[START OF Given information]

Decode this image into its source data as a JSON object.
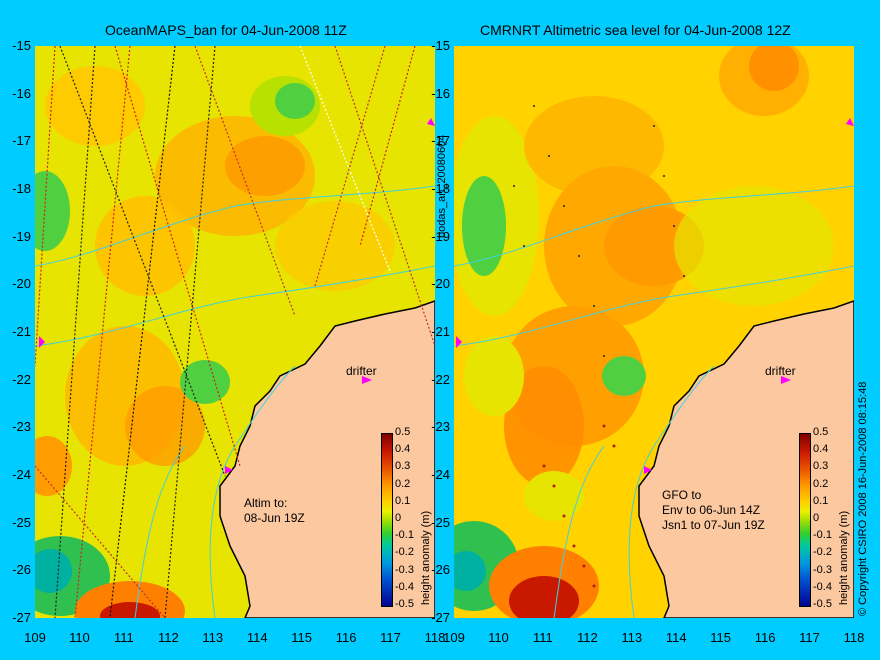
{
  "left_panel": {
    "title": "OceanMAPS_ban for 04-Jun-2008 11Z",
    "drifter_label": "drifter",
    "altim_note": "Altim to:\n08-Jun 19Z",
    "colorbar_label": "height anomaly (m)"
  },
  "right_panel": {
    "title": "CMRNRT Altimetric sea level  for 04-Jun-2008 12Z",
    "drifter_label": "drifter",
    "altim_note": "GFO to\nEnv to 06-Jun 14Z\nJsn1 to 07-Jun 19Z",
    "colorbar_label": "height anomaly (m)"
  },
  "side_label": "bodas_an_20080604",
  "copyright": "© Copyright CSIRO 2008   16-Jun-2008 08:15:48",
  "axes": {
    "y_ticks": [
      "-15",
      "-16",
      "-17",
      "-18",
      "-19",
      "-20",
      "-21",
      "-22",
      "-23",
      "-24",
      "-25",
      "-26",
      "-27"
    ],
    "x_ticks": [
      "109",
      "110",
      "111",
      "112",
      "113",
      "114",
      "115",
      "116",
      "117",
      "118"
    ],
    "lon_range": [
      109,
      118
    ],
    "lat_range": [
      -27,
      -15
    ]
  },
  "colorbar": {
    "ticks": [
      "0.5",
      "0.4",
      "0.3",
      "0.2",
      "0.1",
      "0",
      "-0.1",
      "-0.2",
      "-0.3",
      "-0.4",
      "-0.5"
    ],
    "range": [
      -0.5,
      0.5
    ]
  },
  "colors": {
    "background": "#00ccff",
    "land": "#fcc8a0",
    "coast": "#000000",
    "isobath": "#40d0e0",
    "drifter": "#ff00ff"
  }
}
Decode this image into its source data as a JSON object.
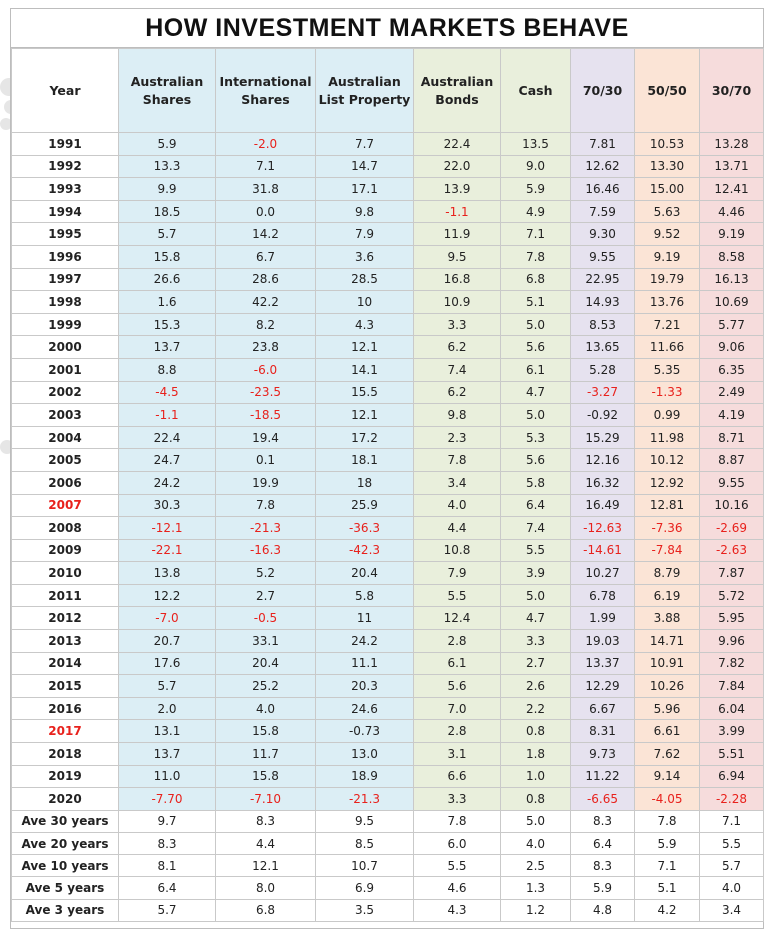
{
  "title": "HOW INVESTMENT MARKETS BEHAVE",
  "colors": {
    "shares_bg": "#dceef5",
    "bonds_cash_bg": "#e9efdc",
    "mix_70_30_bg": "#e6e2ef",
    "mix_50_50_bg": "#fbe4d6",
    "mix_30_70_bg": "#f6dcdc",
    "negative_text": "#e8211c"
  },
  "chart_data": {
    "type": "table",
    "title": "HOW INVESTMENT MARKETS BEHAVE",
    "columns": [
      "Year",
      "Australian Shares",
      "International Shares",
      "Australian List Property",
      "Australian Bonds",
      "Cash",
      "70/30",
      "50/50",
      "30/70"
    ],
    "rows": [
      [
        "1991",
        "5.9",
        "-2.0",
        "7.7",
        "22.4",
        "13.5",
        "7.81",
        "10.53",
        "13.28"
      ],
      [
        "1992",
        "13.3",
        "7.1",
        "14.7",
        "22.0",
        "9.0",
        "12.62",
        "13.30",
        "13.71"
      ],
      [
        "1993",
        "9.9",
        "31.8",
        "17.1",
        "13.9",
        "5.9",
        "16.46",
        "15.00",
        "12.41"
      ],
      [
        "1994",
        "18.5",
        "0.0",
        "9.8",
        "-1.1",
        "4.9",
        "7.59",
        "5.63",
        "4.46"
      ],
      [
        "1995",
        "5.7",
        "14.2",
        "7.9",
        "11.9",
        "7.1",
        "9.30",
        "9.52",
        "9.19"
      ],
      [
        "1996",
        "15.8",
        "6.7",
        "3.6",
        "9.5",
        "7.8",
        "9.55",
        "9.19",
        "8.58"
      ],
      [
        "1997",
        "26.6",
        "28.6",
        "28.5",
        "16.8",
        "6.8",
        "22.95",
        "19.79",
        "16.13"
      ],
      [
        "1998",
        "1.6",
        "42.2",
        "10",
        "10.9",
        "5.1",
        "14.93",
        "13.76",
        "10.69"
      ],
      [
        "1999",
        "15.3",
        "8.2",
        "4.3",
        "3.3",
        "5.0",
        "8.53",
        "7.21",
        "5.77"
      ],
      [
        "2000",
        "13.7",
        "23.8",
        "12.1",
        "6.2",
        "5.6",
        "13.65",
        "11.66",
        "9.06"
      ],
      [
        "2001",
        "8.8",
        "-6.0",
        "14.1",
        "7.4",
        "6.1",
        "5.28",
        "5.35",
        "6.35"
      ],
      [
        "2002",
        "-4.5",
        "-23.5",
        "15.5",
        "6.2",
        "4.7",
        "-3.27",
        "-1.33",
        "2.49"
      ],
      [
        "2003",
        "-1.1",
        "-18.5",
        "12.1",
        "9.8",
        "5.0",
        "-0.92",
        "0.99",
        "4.19"
      ],
      [
        "2004",
        "22.4",
        "19.4",
        "17.2",
        "2.3",
        "5.3",
        "15.29",
        "11.98",
        "8.71"
      ],
      [
        "2005",
        "24.7",
        "0.1",
        "18.1",
        "7.8",
        "5.6",
        "12.16",
        "10.12",
        "8.87"
      ],
      [
        "2006",
        "24.2",
        "19.9",
        "18",
        "3.4",
        "5.8",
        "16.32",
        "12.92",
        "9.55"
      ],
      [
        "2007",
        "30.3",
        "7.8",
        "25.9",
        "4.0",
        "6.4",
        "16.49",
        "12.81",
        "10.16"
      ],
      [
        "2008",
        "-12.1",
        "-21.3",
        "-36.3",
        "4.4",
        "7.4",
        "-12.63",
        "-7.36",
        "-2.69"
      ],
      [
        "2009",
        "-22.1",
        "-16.3",
        "-42.3",
        "10.8",
        "5.5",
        "-14.61",
        "-7.84",
        "-2.63"
      ],
      [
        "2010",
        "13.8",
        "5.2",
        "20.4",
        "7.9",
        "3.9",
        "10.27",
        "8.79",
        "7.87"
      ],
      [
        "2011",
        "12.2",
        "2.7",
        "5.8",
        "5.5",
        "5.0",
        "6.78",
        "6.19",
        "5.72"
      ],
      [
        "2012",
        "-7.0",
        "-0.5",
        "11",
        "12.4",
        "4.7",
        "1.99",
        "3.88",
        "5.95"
      ],
      [
        "2013",
        "20.7",
        "33.1",
        "24.2",
        "2.8",
        "3.3",
        "19.03",
        "14.71",
        "9.96"
      ],
      [
        "2014",
        "17.6",
        "20.4",
        "11.1",
        "6.1",
        "2.7",
        "13.37",
        "10.91",
        "7.82"
      ],
      [
        "2015",
        "5.7",
        "25.2",
        "20.3",
        "5.6",
        "2.6",
        "12.29",
        "10.26",
        "7.84"
      ],
      [
        "2016",
        "2.0",
        "4.0",
        "24.6",
        "7.0",
        "2.2",
        "6.67",
        "5.96",
        "6.04"
      ],
      [
        "2017",
        "13.1",
        "15.8",
        "-0.73",
        "2.8",
        "0.8",
        "8.31",
        "6.61",
        "3.99"
      ],
      [
        "2018",
        "13.7",
        "11.7",
        "13.0",
        "3.1",
        "1.8",
        "9.73",
        "7.62",
        "5.51"
      ],
      [
        "2019",
        "11.0",
        "15.8",
        "18.9",
        "6.6",
        "1.0",
        "11.22",
        "9.14",
        "6.94"
      ],
      [
        "2020",
        "-7.70",
        "-7.10",
        "-21.3",
        "3.3",
        "0.8",
        "-6.65",
        "-4.05",
        "-2.28"
      ]
    ],
    "averages": [
      [
        "Ave 30 years",
        "9.7",
        "8.3",
        "9.5",
        "7.8",
        "5.0",
        "8.3",
        "7.8",
        "7.1"
      ],
      [
        "Ave 20 years",
        "8.3",
        "4.4",
        "8.5",
        "6.0",
        "4.0",
        "6.4",
        "5.9",
        "5.5"
      ],
      [
        "Ave 10 years",
        "8.1",
        "12.1",
        "10.7",
        "5.5",
        "2.5",
        "8.3",
        "7.1",
        "5.7"
      ],
      [
        "Ave 5 years",
        "6.4",
        "8.0",
        "6.9",
        "4.6",
        "1.3",
        "5.9",
        "5.1",
        "4.0"
      ],
      [
        "Ave 3 years",
        "5.7",
        "6.8",
        "3.5",
        "4.3",
        "1.2",
        "4.8",
        "4.2",
        "3.4"
      ]
    ],
    "negative_cells": [
      [
        0,
        2
      ],
      [
        3,
        4
      ],
      [
        10,
        2
      ],
      [
        11,
        1
      ],
      [
        11,
        2
      ],
      [
        11,
        6
      ],
      [
        11,
        7
      ],
      [
        12,
        1
      ],
      [
        12,
        2
      ],
      [
        16,
        0
      ],
      [
        17,
        1
      ],
      [
        17,
        2
      ],
      [
        17,
        3
      ],
      [
        17,
        6
      ],
      [
        17,
        7
      ],
      [
        17,
        8
      ],
      [
        18,
        1
      ],
      [
        18,
        2
      ],
      [
        18,
        3
      ],
      [
        18,
        6
      ],
      [
        18,
        7
      ],
      [
        18,
        8
      ],
      [
        21,
        1
      ],
      [
        21,
        2
      ],
      [
        26,
        0
      ],
      [
        29,
        1
      ],
      [
        29,
        2
      ],
      [
        29,
        3
      ],
      [
        29,
        6
      ],
      [
        29,
        7
      ],
      [
        29,
        8
      ]
    ]
  }
}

[END OF Given information]

Within the listing, how many lines hold the word "MARKETS"? Only the number is to be given.

### Output for this exercise:
2